##### Supplied data

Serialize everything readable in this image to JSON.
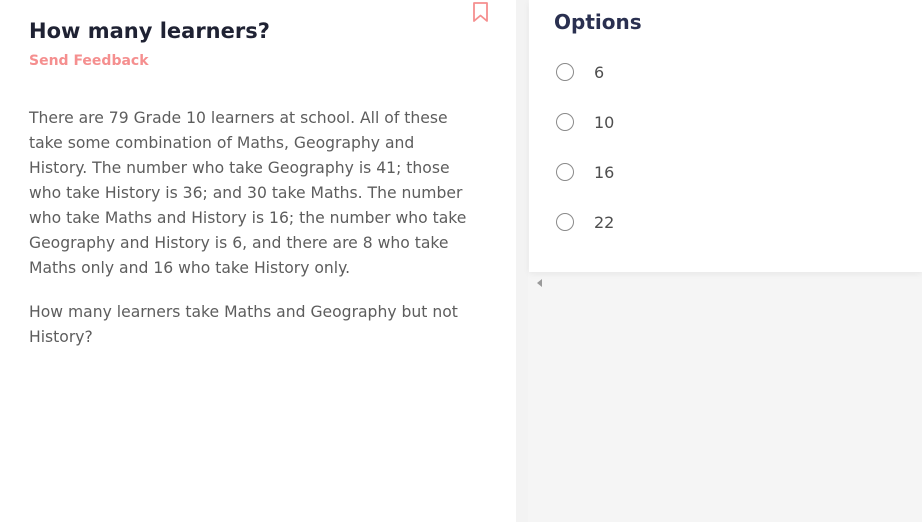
{
  "question": {
    "title": "How many learners?",
    "feedback_label": "Send Feedback",
    "paragraphs": [
      "There are 79 Grade 10 learners at school. All of these take some combination of Maths, Geography and History. The number who take Geography is 41; those who take History is 36; and 30 take Maths. The number who take Maths and History is 16; the number who take Geography and History is 6, and there are 8 who take Maths only and 16 who take History only.",
      "How many learners take Maths and Geography but not History?"
    ],
    "bookmark_icon": "bookmark-outline-icon"
  },
  "options": {
    "title": "Options",
    "items": [
      {
        "label": "6"
      },
      {
        "label": "10"
      },
      {
        "label": "16"
      },
      {
        "label": "22"
      }
    ]
  },
  "icons": {
    "scroll_left": "scroll-left-arrow-icon"
  },
  "colors": {
    "accent": "#f58f8f",
    "title": "#1f2233",
    "options_title": "#2a3050",
    "body_text": "#5d5d5d",
    "radio_border": "#8a8a8a"
  }
}
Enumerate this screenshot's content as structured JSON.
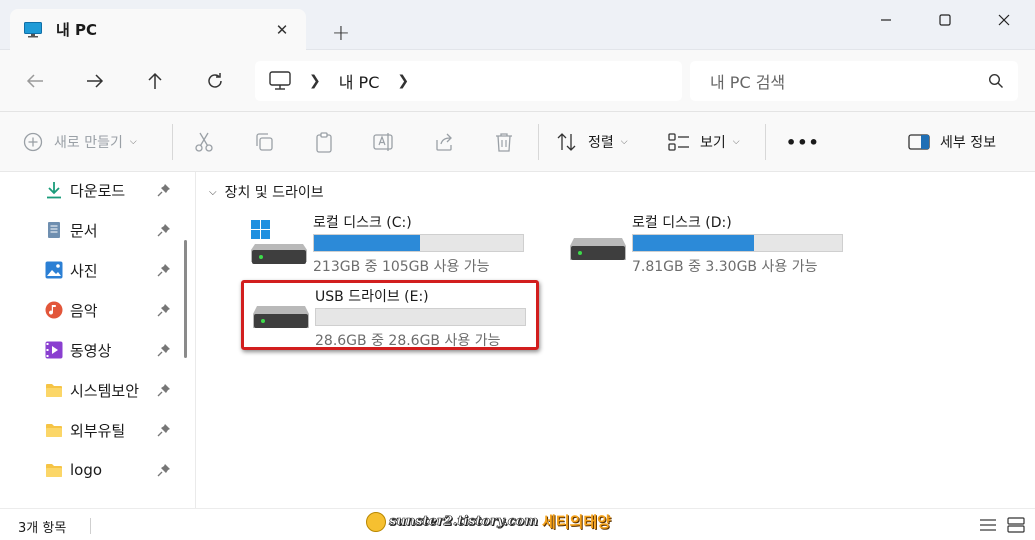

##########

Give back the entries verbatim. Do not include any picture.

**Response to the exercise**
Serialize everything readable in this image to JSON.
{
  "question": {
    "title": "How many learners?",
    "feedback_label": "Send Feedback",
    "paragraphs": [
      "There are 79 Grade 10 learners at school. All of these take some combination of Maths, Geography and History. The number who take Geography is 41; those who take History is 36; and 30 take Maths. The number who take Maths and History is 16; the number who take Geography and History is 6, and there are 8 who take Maths only and 16 who take History only.",
      "How many learners take Maths and Geography but not History?"
    ],
    "bookmark_icon": "bookmark-outline-icon"
  },
  "options": {
    "title": "Options",
    "items": [
      {
        "label": "6"
      },
      {
        "label": "10"
      },
      {
        "label": "16"
      },
      {
        "label": "22"
      }
    ]
  },
  "icons": {
    "scroll_left": "scroll-left-arrow-icon"
  },
  "colors": {
    "accent": "#f58f8f",
    "title": "#1f2233",
    "options_title": "#2a3050",
    "body_text": "#5d5d5d",
    "radio_border": "#8a8a8a"
  }
}
Enumerate this screenshot's content as structured JSON.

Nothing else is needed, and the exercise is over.